* _What you need to do_
Check every line of the entries for "structured", and copy the lines that hold it.

* _Records shown_
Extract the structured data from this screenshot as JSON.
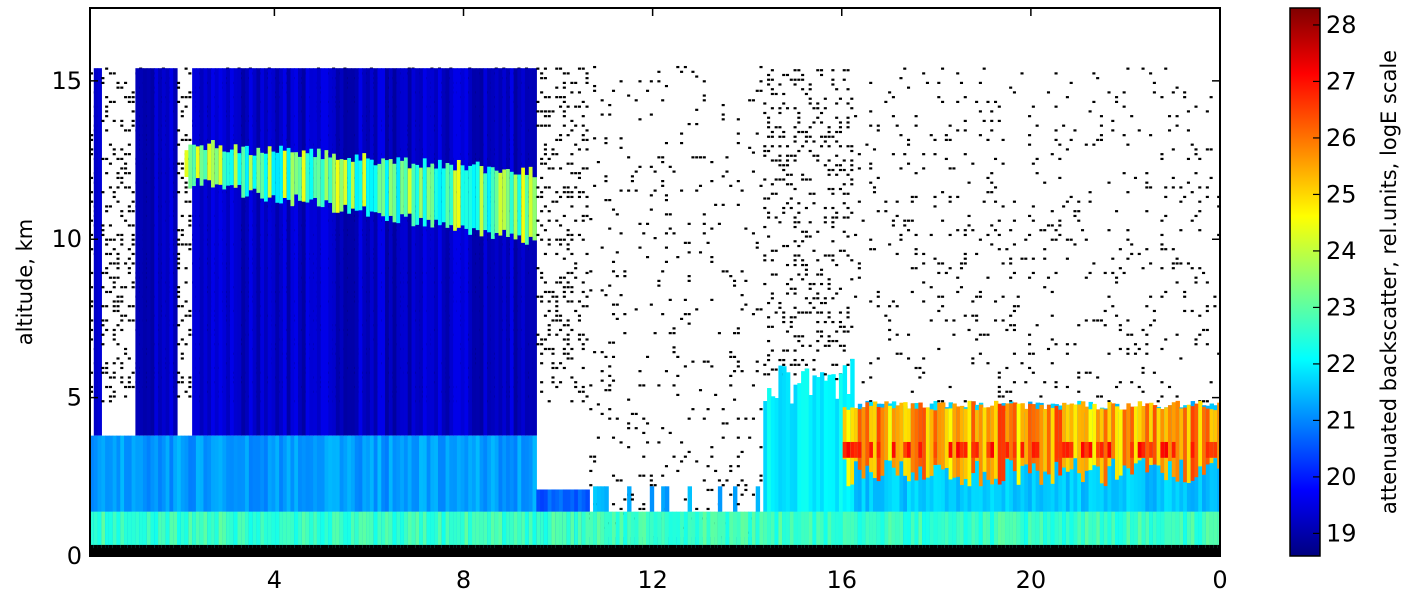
{
  "chart_data": {
    "type": "heatmap",
    "title": "",
    "xlabel": "",
    "ylabel": "altitude, km",
    "x_ticks": [
      "4",
      "8",
      "12",
      "16",
      "20",
      "0"
    ],
    "x_tick_hours": [
      4,
      8,
      12,
      16,
      20,
      24
    ],
    "xlim": [
      0.1,
      24
    ],
    "y_ticks": [
      "0",
      "5",
      "10",
      "15"
    ],
    "y_tick_values": [
      0,
      5,
      10,
      15
    ],
    "ylim": [
      0,
      17.3
    ],
    "grid": false,
    "colormap": "jet",
    "colorbar": {
      "label": "attenuated backscatter, rel.units, logE scale",
      "ticks": [
        "19",
        "20",
        "21",
        "22",
        "23",
        "24",
        "25",
        "26",
        "27",
        "28"
      ],
      "tick_values": [
        19,
        20,
        21,
        22,
        23,
        24,
        25,
        26,
        27,
        28
      ],
      "range": [
        18.6,
        28.3
      ]
    },
    "features": [
      {
        "name": "boundary layer",
        "x_range": [
          0.1,
          24
        ],
        "altitude_km": [
          0,
          3.8
        ],
        "level": 21.5
      },
      {
        "name": "cirrus cloud",
        "x_range": [
          2.1,
          9.5
        ],
        "altitude_km": [
          9.3,
          13
        ],
        "level": 23.5
      },
      {
        "name": "elevated aerosol layer",
        "x_range": [
          16,
          24
        ],
        "altitude_km": [
          2,
          4.9
        ],
        "level": 26
      }
    ]
  }
}
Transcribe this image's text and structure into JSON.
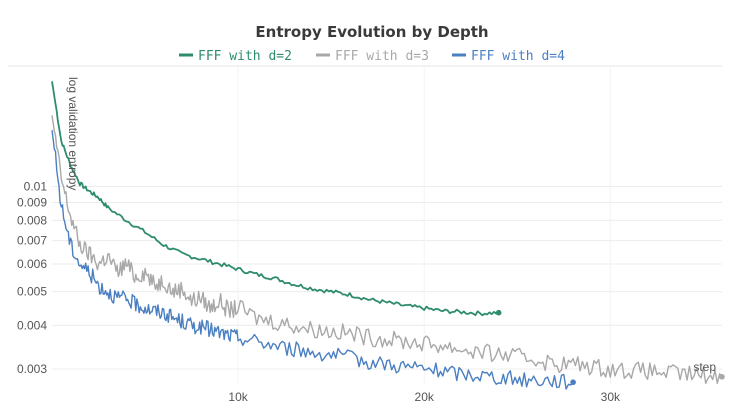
{
  "chart_data": {
    "type": "line",
    "title": "Entropy Evolution by Depth",
    "xlabel": "step",
    "ylabel": "log validation entropy",
    "y_scale": "log",
    "xlim": [
      0,
      36000
    ],
    "ylim": [
      0.0027,
      0.022
    ],
    "x_ticks": [
      10000,
      20000,
      30000
    ],
    "x_tick_labels": [
      "10k",
      "20k",
      "30k"
    ],
    "y_ticks": [
      0.003,
      0.004,
      0.005,
      0.006,
      0.007,
      0.008,
      0.009,
      0.01
    ],
    "y_tick_labels": [
      "0.003",
      "0.004",
      "0.005",
      "0.006",
      "0.007",
      "0.008",
      "0.009",
      "0.01"
    ],
    "legend_position": "top",
    "series": [
      {
        "name": "FFF with d=2",
        "color": "#2e8b6e",
        "x": [
          0,
          500,
          1000,
          1500,
          2000,
          2500,
          3000,
          4000,
          5000,
          6000,
          7000,
          8000,
          9000,
          10000,
          11000,
          12000,
          13000,
          14000,
          15000,
          16000,
          17000,
          18000,
          19000,
          20000,
          21000,
          22000,
          23000,
          24000
        ],
        "y": [
          0.02,
          0.0135,
          0.0115,
          0.0102,
          0.0097,
          0.0093,
          0.0087,
          0.008,
          0.0074,
          0.0068,
          0.0064,
          0.0062,
          0.006,
          0.0058,
          0.0056,
          0.00545,
          0.00525,
          0.0051,
          0.005,
          0.0049,
          0.00475,
          0.00465,
          0.00455,
          0.00448,
          0.0044,
          0.00437,
          0.00433,
          0.00435
        ]
      },
      {
        "name": "FFF with d=3",
        "color": "#a8a8a8",
        "x": [
          0,
          500,
          1000,
          1500,
          2000,
          2500,
          3000,
          3500,
          4000,
          4500,
          5000,
          5500,
          6000,
          6500,
          7000,
          7500,
          8000,
          8500,
          9000,
          9500,
          10000,
          11000,
          12000,
          13000,
          14000,
          15000,
          16000,
          17000,
          18000,
          19000,
          20000,
          21000,
          22000,
          23000,
          24000,
          25000,
          26000,
          27000,
          28000,
          29000,
          30000,
          31000,
          32000,
          33000,
          34000,
          35000,
          36000
        ],
        "y": [
          0.016,
          0.0105,
          0.0082,
          0.0068,
          0.0064,
          0.006,
          0.0063,
          0.0057,
          0.006,
          0.0055,
          0.0057,
          0.0052,
          0.0054,
          0.005,
          0.0051,
          0.0047,
          0.0048,
          0.0045,
          0.0047,
          0.0044,
          0.0045,
          0.0042,
          0.0041,
          0.004,
          0.0039,
          0.00385,
          0.0038,
          0.0037,
          0.00365,
          0.0036,
          0.00355,
          0.0035,
          0.00342,
          0.00335,
          0.0033,
          0.00325,
          0.0032,
          0.0031,
          0.0031,
          0.00305,
          0.003,
          0.00298,
          0.00296,
          0.00293,
          0.0029,
          0.00288,
          0.00285
        ]
      },
      {
        "name": "FFF with d=4",
        "color": "#4a7fc1",
        "x": [
          0,
          500,
          1000,
          1500,
          2000,
          2500,
          3000,
          3500,
          4000,
          4500,
          5000,
          5500,
          6000,
          6500,
          7000,
          7500,
          8000,
          8500,
          9000,
          9500,
          10000,
          11000,
          12000,
          13000,
          14000,
          15000,
          16000,
          17000,
          18000,
          19000,
          20000,
          21000,
          22000,
          23000,
          24000,
          25000,
          26000,
          27000,
          28000
        ],
        "y": [
          0.0145,
          0.0088,
          0.0068,
          0.006,
          0.0057,
          0.0052,
          0.005,
          0.0048,
          0.00475,
          0.0046,
          0.0045,
          0.0044,
          0.00435,
          0.0042,
          0.0041,
          0.004,
          0.00395,
          0.0039,
          0.0038,
          0.00375,
          0.0037,
          0.0036,
          0.0035,
          0.00342,
          0.00335,
          0.0033,
          0.00322,
          0.00315,
          0.0031,
          0.00305,
          0.003,
          0.00295,
          0.0029,
          0.00288,
          0.00284,
          0.0028,
          0.00279,
          0.00278,
          0.00275
        ]
      }
    ]
  }
}
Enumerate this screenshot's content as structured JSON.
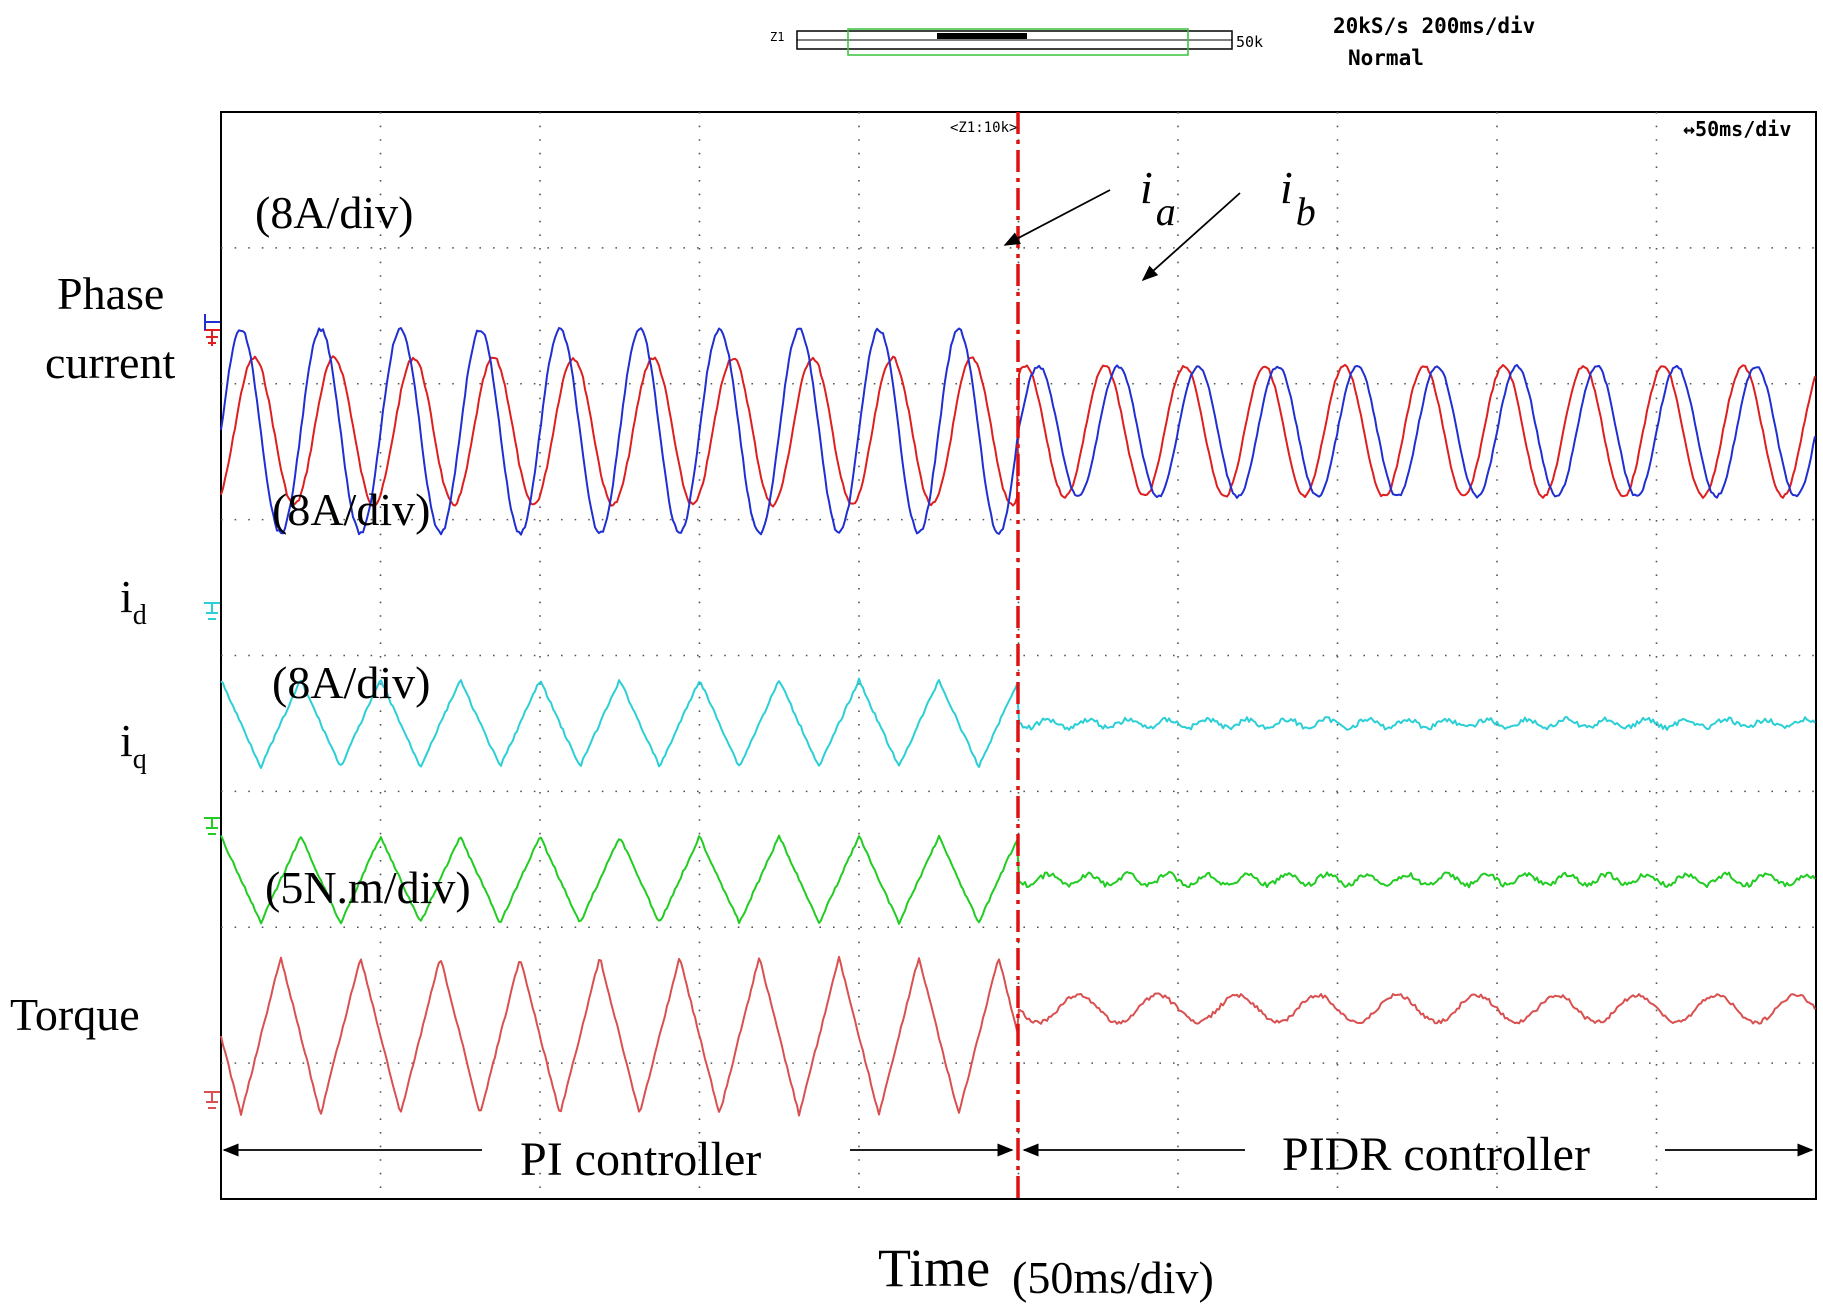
{
  "header": {
    "zoom_left_label": "Z1",
    "zoom_right_label": "50k",
    "sample_rate": "20kS/s 200ms/div",
    "trigger_mode": "Normal",
    "zoom_ratio": "<Z1:10k>",
    "timebase": "↔50ms/div"
  },
  "axis": {
    "xlabel": "Time",
    "xunit": "(50ms/div)"
  },
  "channels": {
    "phase_current": {
      "label_line1": "Phase",
      "label_line2": "current",
      "scale": "(8A/div)"
    },
    "id": {
      "label_main": "i",
      "label_sub": "d",
      "scale": "(8A/div)"
    },
    "iq": {
      "label_main": "i",
      "label_sub": "q",
      "scale": "(8A/div)"
    },
    "torque": {
      "label": "Torque",
      "scale": "(5N.m/div)"
    }
  },
  "annotations": {
    "ia_main": "i",
    "ia_sub": "a",
    "ib_main": "i",
    "ib_sub": "b",
    "pi_label": "PI  controller",
    "pidr_label": "PIDR  controller"
  },
  "colors": {
    "ia": "#dd1f1f",
    "ib": "#1f2fd0",
    "id": "#2ccfd6",
    "iq": "#22cc22",
    "torque": "#d95050",
    "switch_line": "#e01010"
  },
  "chart_data": {
    "type": "line",
    "title": "",
    "xlabel": "Time (50ms/div)",
    "x_divisions": 10,
    "y_divisions": 8,
    "switch_at_div": 5,
    "series": [
      {
        "name": "ia",
        "unit": "A",
        "scale_per_div": 8,
        "cycles_per_div": 2,
        "pi": {
          "center_div": 2.35,
          "amplitude_div": 0.75,
          "phase_deg": 300
        },
        "pidr": {
          "center_div": 2.35,
          "amplitude_div": 0.48,
          "phase_deg": 60
        }
      },
      {
        "name": "ib",
        "unit": "A",
        "scale_per_div": 8,
        "cycles_per_div": 2,
        "pi": {
          "center_div": 2.35,
          "amplitude_div": 0.75,
          "phase_deg": 0
        },
        "pidr": {
          "center_div": 2.35,
          "amplitude_div": 0.48,
          "phase_deg": 0
        }
      },
      {
        "name": "id",
        "unit": "A",
        "scale_per_div": 8,
        "cycles_per_div": 2,
        "pi": {
          "center_div": 4.5,
          "amplitude_div": 0.32
        },
        "pidr": {
          "center_div": 4.5,
          "amplitude_div": 0.03
        }
      },
      {
        "name": "iq",
        "unit": "A",
        "scale_per_div": 8,
        "cycles_per_div": 2,
        "pi": {
          "center_div": 5.65,
          "amplitude_div": 0.32
        },
        "pidr": {
          "center_div": 5.65,
          "amplitude_div": 0.04
        }
      },
      {
        "name": "torque",
        "unit": "N.m",
        "scale_per_div": 5,
        "cycles_per_div": 2,
        "pi": {
          "center_div": 6.8,
          "amplitude_div": 0.58
        },
        "pidr": {
          "center_div": 6.6,
          "amplitude_div": 0.1
        }
      }
    ]
  }
}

* _Correct result_
Extract the structured data from this screenshot as JSON.
Enumerate this screenshot's content as structured JSON.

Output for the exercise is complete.